▶ Your instructions: Identify all lines in the listing that include the word "JSON", and copy them out.

▶ Records for the task:
************

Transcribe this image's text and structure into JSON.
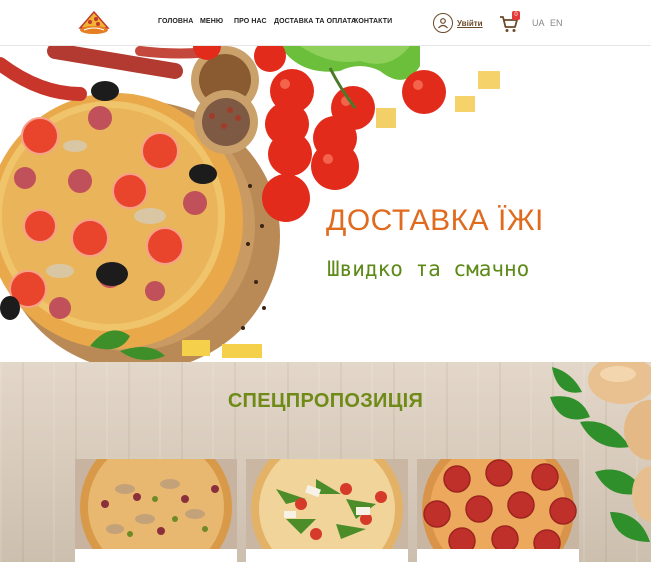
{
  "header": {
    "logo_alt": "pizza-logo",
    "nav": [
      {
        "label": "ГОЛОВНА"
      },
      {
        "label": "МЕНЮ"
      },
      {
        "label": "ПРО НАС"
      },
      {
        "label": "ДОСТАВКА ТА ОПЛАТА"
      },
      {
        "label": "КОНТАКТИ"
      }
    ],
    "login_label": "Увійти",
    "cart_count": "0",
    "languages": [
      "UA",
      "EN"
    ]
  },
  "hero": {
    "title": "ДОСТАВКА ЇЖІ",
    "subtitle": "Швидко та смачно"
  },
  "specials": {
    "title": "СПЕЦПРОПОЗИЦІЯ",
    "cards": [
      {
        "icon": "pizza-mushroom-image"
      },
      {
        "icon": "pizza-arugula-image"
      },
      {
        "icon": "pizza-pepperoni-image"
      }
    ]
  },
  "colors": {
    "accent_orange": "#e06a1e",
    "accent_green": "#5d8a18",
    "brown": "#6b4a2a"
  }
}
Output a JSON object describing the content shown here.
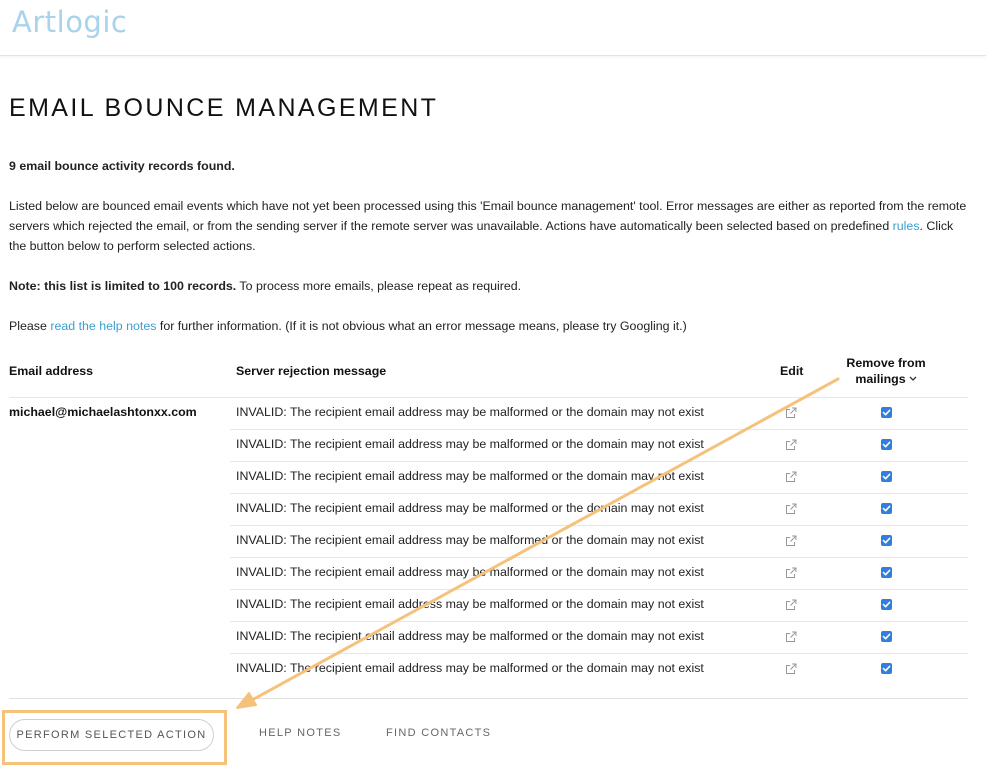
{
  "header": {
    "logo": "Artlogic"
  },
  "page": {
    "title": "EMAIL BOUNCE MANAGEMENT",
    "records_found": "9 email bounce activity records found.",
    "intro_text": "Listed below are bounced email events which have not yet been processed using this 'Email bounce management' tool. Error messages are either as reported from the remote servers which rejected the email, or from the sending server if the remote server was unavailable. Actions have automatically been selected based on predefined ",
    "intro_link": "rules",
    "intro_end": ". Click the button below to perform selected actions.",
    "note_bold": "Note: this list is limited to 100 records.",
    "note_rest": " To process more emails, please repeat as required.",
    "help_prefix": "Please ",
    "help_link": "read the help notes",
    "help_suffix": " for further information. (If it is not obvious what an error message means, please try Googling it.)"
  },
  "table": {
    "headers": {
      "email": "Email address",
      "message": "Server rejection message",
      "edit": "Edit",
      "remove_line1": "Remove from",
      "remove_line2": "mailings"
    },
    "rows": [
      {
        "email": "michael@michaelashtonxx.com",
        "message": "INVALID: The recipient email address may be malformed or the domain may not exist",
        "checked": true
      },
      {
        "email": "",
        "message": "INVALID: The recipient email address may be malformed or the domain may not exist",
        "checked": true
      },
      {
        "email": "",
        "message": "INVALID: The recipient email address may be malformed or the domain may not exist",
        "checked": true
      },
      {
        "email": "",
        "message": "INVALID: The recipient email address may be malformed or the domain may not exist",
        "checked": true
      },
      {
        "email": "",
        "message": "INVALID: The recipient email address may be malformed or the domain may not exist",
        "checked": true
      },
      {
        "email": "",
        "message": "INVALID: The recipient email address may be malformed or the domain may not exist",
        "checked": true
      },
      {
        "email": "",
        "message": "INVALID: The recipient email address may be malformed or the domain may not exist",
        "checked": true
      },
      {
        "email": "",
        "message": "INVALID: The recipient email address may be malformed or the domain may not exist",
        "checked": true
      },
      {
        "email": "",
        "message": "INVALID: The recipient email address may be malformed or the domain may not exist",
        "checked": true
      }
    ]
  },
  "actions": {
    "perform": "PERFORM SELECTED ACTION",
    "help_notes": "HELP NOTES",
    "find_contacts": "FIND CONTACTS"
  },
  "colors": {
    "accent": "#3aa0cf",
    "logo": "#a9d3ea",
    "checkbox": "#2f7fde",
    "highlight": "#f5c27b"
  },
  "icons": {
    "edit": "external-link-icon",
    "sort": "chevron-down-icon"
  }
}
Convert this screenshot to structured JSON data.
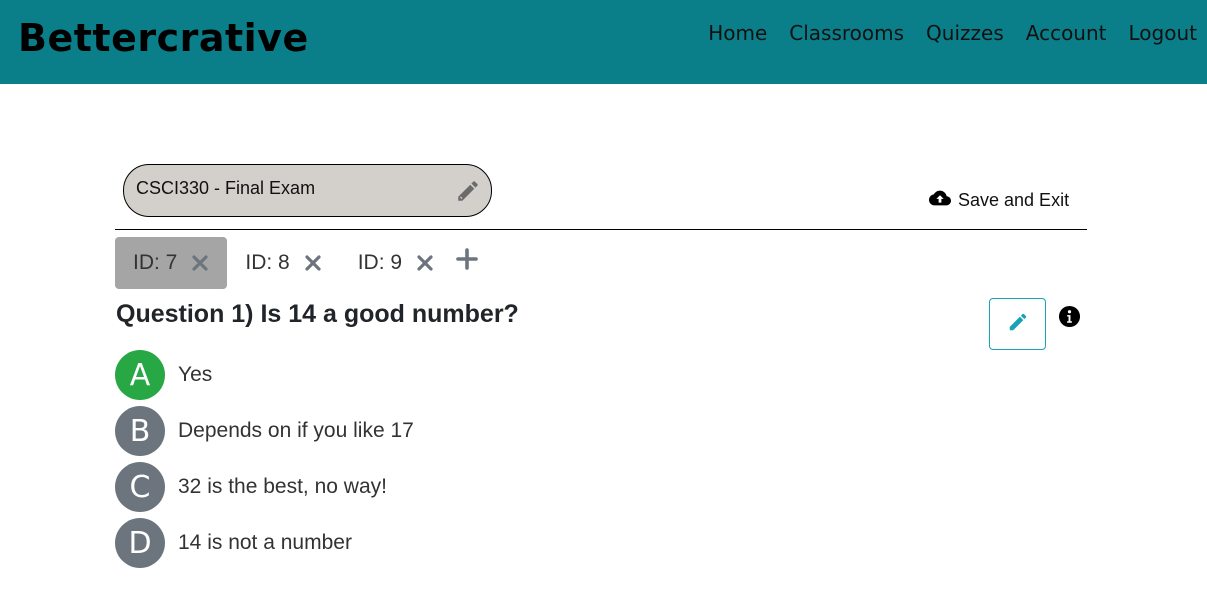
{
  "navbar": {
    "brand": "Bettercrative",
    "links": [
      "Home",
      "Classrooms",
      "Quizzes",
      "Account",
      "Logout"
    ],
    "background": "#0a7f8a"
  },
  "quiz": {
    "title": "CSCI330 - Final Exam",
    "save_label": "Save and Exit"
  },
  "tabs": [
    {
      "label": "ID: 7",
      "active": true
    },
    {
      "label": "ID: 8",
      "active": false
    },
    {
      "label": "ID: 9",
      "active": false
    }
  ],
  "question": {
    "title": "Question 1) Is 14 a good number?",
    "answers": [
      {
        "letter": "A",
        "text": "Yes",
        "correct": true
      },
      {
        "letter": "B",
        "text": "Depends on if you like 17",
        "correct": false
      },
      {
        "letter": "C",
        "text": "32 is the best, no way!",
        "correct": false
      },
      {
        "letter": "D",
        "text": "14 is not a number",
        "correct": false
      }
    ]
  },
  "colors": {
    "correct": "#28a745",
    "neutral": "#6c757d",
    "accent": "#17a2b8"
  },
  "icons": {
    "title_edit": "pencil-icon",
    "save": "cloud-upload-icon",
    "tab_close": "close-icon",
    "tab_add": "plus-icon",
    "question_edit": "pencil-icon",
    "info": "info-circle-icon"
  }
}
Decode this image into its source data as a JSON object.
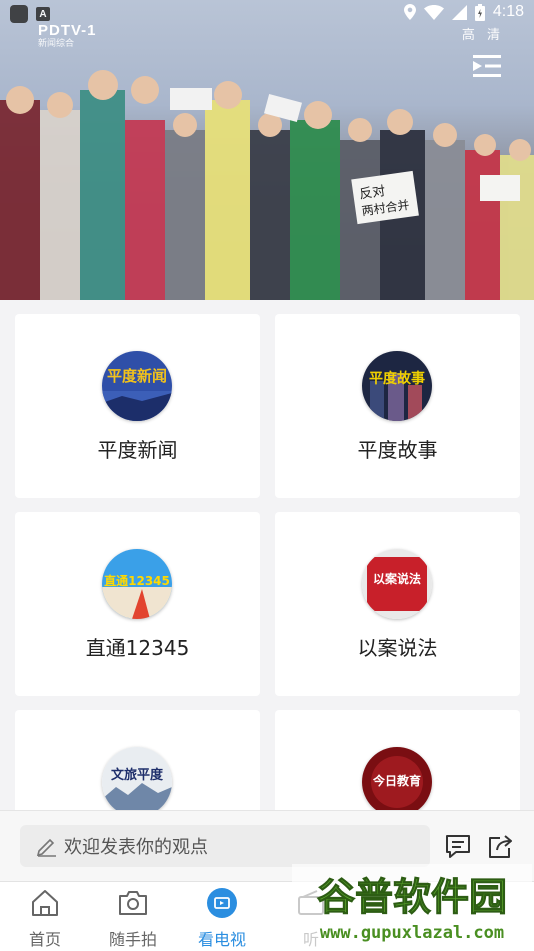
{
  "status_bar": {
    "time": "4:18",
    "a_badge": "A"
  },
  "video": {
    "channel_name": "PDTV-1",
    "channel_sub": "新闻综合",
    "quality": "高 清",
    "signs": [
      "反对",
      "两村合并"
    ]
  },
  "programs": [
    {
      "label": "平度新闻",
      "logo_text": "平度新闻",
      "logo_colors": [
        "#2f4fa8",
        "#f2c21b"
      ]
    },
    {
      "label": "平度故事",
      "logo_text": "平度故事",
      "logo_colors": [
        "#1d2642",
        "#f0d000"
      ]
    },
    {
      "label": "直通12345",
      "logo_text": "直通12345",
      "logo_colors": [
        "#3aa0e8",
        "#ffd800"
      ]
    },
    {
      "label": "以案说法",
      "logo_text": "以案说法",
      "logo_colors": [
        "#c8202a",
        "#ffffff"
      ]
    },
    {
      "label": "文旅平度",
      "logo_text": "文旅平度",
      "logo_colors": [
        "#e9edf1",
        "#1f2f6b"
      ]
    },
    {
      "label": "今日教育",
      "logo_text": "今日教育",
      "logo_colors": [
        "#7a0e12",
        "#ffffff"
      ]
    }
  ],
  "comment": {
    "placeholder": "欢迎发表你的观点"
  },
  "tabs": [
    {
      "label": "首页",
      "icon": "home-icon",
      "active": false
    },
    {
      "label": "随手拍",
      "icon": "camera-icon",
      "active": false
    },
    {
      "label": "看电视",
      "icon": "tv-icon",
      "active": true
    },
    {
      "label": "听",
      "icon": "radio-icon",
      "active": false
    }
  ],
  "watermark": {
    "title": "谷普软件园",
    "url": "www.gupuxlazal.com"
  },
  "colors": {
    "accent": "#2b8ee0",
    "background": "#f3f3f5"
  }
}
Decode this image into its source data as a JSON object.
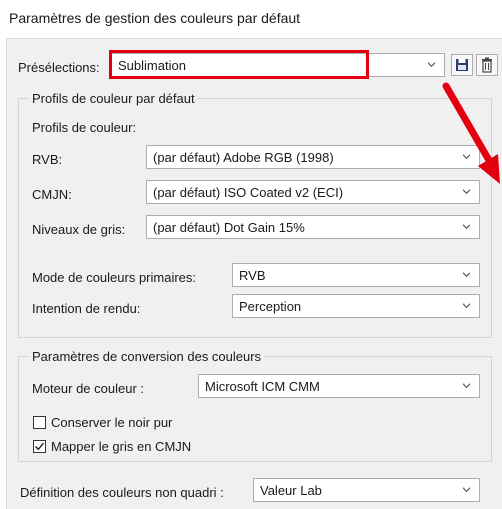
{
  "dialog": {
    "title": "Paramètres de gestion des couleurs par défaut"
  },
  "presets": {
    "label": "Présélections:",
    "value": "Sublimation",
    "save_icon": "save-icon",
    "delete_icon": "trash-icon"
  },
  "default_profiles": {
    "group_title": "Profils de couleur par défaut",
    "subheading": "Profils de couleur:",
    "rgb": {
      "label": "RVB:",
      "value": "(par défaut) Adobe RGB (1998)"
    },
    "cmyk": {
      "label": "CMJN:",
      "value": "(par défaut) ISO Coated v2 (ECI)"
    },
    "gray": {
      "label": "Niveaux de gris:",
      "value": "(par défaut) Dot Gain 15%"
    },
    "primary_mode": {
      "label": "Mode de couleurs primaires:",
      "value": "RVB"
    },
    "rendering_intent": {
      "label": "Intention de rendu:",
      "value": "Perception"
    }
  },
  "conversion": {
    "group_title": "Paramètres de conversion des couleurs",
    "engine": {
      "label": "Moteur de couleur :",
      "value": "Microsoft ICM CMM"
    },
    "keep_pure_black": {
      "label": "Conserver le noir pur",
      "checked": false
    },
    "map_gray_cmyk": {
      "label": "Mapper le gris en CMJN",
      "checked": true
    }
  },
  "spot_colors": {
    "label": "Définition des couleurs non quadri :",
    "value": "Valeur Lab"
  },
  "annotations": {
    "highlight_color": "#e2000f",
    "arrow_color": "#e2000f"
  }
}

************

▶ Solution below:
Transcribe this image's text and structure into JSON.
Output a JSON object describing the content shown here.
Convert this screenshot to structured JSON data.
Decode this image into its source data as a JSON object.
Decode this image into its source data as a JSON object.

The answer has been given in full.